* Begin PROVIDED DATA *

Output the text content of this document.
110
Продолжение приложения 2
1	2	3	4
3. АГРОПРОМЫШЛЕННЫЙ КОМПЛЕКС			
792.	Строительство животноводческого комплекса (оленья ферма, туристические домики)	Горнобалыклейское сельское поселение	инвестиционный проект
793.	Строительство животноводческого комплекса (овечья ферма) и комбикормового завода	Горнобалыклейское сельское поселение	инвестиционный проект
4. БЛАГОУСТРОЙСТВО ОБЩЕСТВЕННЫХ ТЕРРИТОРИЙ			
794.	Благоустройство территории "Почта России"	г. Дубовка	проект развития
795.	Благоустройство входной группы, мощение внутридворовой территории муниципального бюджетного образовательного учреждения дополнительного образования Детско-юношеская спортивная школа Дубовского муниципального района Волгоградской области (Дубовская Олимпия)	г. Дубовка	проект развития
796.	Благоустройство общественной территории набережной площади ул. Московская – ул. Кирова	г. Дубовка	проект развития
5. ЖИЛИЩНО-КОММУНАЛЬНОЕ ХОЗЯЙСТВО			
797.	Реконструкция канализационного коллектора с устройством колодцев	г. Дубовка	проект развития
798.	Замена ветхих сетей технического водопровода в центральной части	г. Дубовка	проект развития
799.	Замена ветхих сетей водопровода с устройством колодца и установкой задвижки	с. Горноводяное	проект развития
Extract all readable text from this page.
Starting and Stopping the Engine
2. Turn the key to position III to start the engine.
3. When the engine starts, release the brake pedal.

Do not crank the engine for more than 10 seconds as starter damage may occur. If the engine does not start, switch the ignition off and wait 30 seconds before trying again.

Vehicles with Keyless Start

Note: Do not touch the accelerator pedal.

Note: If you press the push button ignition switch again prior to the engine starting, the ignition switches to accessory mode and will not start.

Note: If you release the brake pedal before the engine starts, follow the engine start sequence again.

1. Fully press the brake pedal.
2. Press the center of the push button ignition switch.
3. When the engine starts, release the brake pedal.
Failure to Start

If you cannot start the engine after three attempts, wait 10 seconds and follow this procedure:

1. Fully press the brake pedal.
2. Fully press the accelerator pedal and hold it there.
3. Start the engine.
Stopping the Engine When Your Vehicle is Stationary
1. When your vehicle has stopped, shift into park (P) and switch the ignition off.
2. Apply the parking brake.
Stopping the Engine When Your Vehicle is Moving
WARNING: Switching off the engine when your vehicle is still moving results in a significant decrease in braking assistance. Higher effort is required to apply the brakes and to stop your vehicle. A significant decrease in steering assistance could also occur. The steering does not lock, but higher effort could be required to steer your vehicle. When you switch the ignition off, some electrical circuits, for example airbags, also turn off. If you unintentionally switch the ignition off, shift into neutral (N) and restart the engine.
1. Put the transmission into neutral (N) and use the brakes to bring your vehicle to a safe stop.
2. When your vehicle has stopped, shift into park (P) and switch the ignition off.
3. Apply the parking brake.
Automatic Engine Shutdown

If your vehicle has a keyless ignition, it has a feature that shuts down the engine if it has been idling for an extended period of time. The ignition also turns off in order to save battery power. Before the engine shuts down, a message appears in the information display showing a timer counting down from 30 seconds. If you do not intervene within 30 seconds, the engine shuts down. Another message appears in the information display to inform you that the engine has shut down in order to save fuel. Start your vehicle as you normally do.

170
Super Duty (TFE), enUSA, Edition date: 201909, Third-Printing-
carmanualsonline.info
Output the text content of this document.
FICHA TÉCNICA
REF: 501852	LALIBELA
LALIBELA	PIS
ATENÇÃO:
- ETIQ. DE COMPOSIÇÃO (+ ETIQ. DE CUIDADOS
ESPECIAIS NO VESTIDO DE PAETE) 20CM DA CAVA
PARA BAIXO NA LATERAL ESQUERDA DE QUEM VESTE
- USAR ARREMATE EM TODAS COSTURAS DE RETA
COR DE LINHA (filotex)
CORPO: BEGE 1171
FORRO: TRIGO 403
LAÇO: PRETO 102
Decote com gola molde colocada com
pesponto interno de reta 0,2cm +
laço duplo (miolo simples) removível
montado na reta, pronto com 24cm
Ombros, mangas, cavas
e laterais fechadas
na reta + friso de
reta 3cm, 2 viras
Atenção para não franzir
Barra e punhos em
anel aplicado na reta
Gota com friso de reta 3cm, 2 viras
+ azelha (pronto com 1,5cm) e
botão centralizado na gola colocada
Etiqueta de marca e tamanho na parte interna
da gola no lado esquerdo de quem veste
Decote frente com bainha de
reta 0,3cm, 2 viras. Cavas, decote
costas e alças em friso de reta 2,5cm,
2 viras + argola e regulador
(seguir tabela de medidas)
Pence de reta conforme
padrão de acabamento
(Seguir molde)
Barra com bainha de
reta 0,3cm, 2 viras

* End PROVIDED DATA *

■ JOB
Gather up, from the records above, each line where the word "сельское" appears.

■ RESULT OF THIS TASK
792.	Строительство животноводческого комплекса (оленья ферма, туристические домики)	Горнобалыклейское сельское поселение	инвестиционный проект
793.	Строительство животноводческого комплекса (овечья ферма) и комбикормового завода	Горнобалыклейское сельское поселение	инвестиционный проект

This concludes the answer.